§ Exercise instructions
The records below must be duplicated exactly, character for character.

Start Information supplied

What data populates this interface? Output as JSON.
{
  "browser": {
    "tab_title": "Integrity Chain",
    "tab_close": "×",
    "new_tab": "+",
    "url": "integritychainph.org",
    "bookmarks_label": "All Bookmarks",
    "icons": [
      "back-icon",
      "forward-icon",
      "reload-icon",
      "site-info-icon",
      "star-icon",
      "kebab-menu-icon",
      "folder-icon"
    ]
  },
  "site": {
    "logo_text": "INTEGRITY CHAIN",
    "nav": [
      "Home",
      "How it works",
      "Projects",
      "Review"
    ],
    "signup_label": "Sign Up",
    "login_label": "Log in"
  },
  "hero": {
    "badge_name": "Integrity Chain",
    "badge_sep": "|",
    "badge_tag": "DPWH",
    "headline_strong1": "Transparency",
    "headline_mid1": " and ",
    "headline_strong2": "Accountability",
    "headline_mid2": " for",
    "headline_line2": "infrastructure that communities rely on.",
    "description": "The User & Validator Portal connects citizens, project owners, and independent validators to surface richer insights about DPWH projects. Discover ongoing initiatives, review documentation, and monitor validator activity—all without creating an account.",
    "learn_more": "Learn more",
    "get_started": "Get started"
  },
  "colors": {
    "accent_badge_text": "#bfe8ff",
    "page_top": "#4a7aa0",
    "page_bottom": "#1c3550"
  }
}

End Information supplied

§ Output
What data populates this interface? Output as JSON.
{
  "browser": {
    "tab_title": "Integrity Chain",
    "tab_close": "×",
    "new_tab": "+",
    "url": "integritychainph.org",
    "bookmarks_label": "All Bookmarks",
    "icons": [
      "back-icon",
      "forward-icon",
      "reload-icon",
      "site-info-icon",
      "star-icon",
      "kebab-menu-icon",
      "folder-icon"
    ]
  },
  "site": {
    "logo_text": "INTEGRITY CHAIN",
    "nav": [
      "Home",
      "How it works",
      "Projects",
      "Review"
    ],
    "signup_label": "Sign Up",
    "login_label": "Log in"
  },
  "hero": {
    "badge_name": "Integrity Chain",
    "badge_sep": "|",
    "badge_tag": "DPWH",
    "headline_strong1": "Transparency",
    "headline_mid1": " and ",
    "headline_strong2": "Accountability",
    "headline_mid2": " for",
    "headline_line2": "infrastructure that communities rely on.",
    "description": "The User & Validator Portal connects citizens, project owners, and independent validators to surface richer insights about DPWH projects. Discover ongoing initiatives, review documentation, and monitor validator activity—all without creating an account.",
    "learn_more": "Learn more",
    "get_started": "Get started"
  },
  "colors": {
    "accent_badge_text": "#bfe8ff",
    "page_top": "#4a7aa0",
    "page_bottom": "#1c3550"
  }
}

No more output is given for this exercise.